* start Entries shown *
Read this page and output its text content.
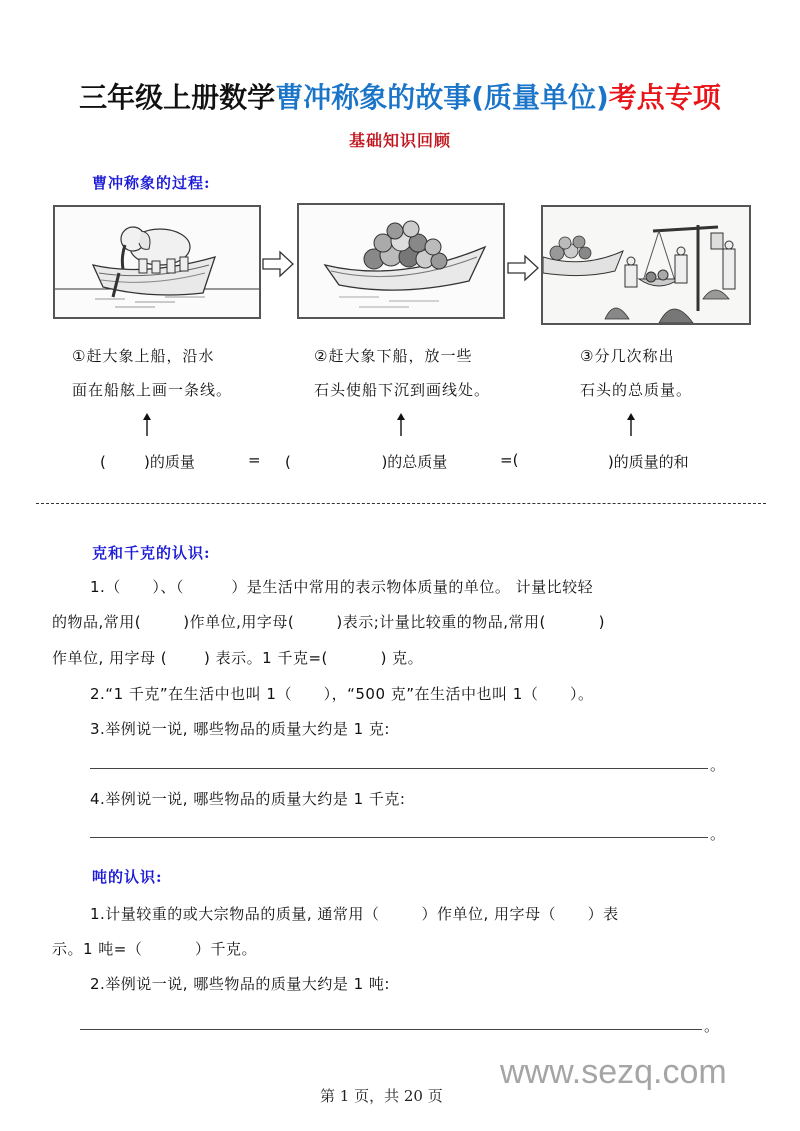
三年级上册数学曹冲称象的故事(质量单位)考点专项
基础知识回顾
曹冲称象的过程:
①赶大象上船，沿水
面在船舷上画一条线。
②赶大象下船，放一些
石头使船下沉到画线处。
③分几次称出
石头的总质量。
(        )的质量	= (                   )的总质量	=( )的质量的和
克和千克的认识:
1.（      ）、（         ）是生活中常用的表示物体质量的单位。 计量比较轻
的物品,常用(        )作单位,用字母(        )表示;计量比较重的物品,常用(          )
作单位, 用字母 (       ) 表示。1 千克=(          ) 克。
2.“1 千克”在生活中也叫 1（      ），“500 克”在生活中也叫 1（      ）。
3.举例说一说, 哪些物品的质量大约是 1 克:
。
4.举例说一说, 哪些物品的质量大约是 1 千克:
。
吨的认识:
1.计量较重的或大宗物品的质量, 通常用（        ）作单位, 用字母（      ）表
示。1 吨=（          ）千克。
2.举例说一说, 哪些物品的质量大约是 1 吨:
。
第 1 页，共 20 页
www.sezq.com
* end Entries shown *
Given task
Write out the entries above verbatim; the pictures do not belong in your copy.

Answer to this problem
Read this page and output its text content.
三年级上册数学曹冲称象的故事(质量单位)考点专项
基础知识回顾
曹冲称象的过程:
①赶大象上船，沿水
面在船舷上画一条线。
②赶大象下船，放一些
石头使船下沉到画线处。
③分几次称出
石头的总质量。
(        )的质量	= (                   )的总质量	=( )的质量的和
克和千克的认识:
1.（      ）、（         ）是生活中常用的表示物体质量的单位。 计量比较轻
的物品,常用(        )作单位,用字母(        )表示;计量比较重的物品,常用(          )
作单位, 用字母 (       ) 表示。1 千克=(          ) 克。
2.“1 千克”在生活中也叫 1（      ），“500 克”在生活中也叫 1（      ）。
3.举例说一说, 哪些物品的质量大约是 1 克:
。
4.举例说一说, 哪些物品的质量大约是 1 千克:
。
吨的认识:
1.计量较重的或大宗物品的质量, 通常用（        ）作单位, 用字母（      ）表
示。1 吨=（          ）千克。
2.举例说一说, 哪些物品的质量大约是 1 吨:
。
第 1 页，共 20 页
www.sezq.com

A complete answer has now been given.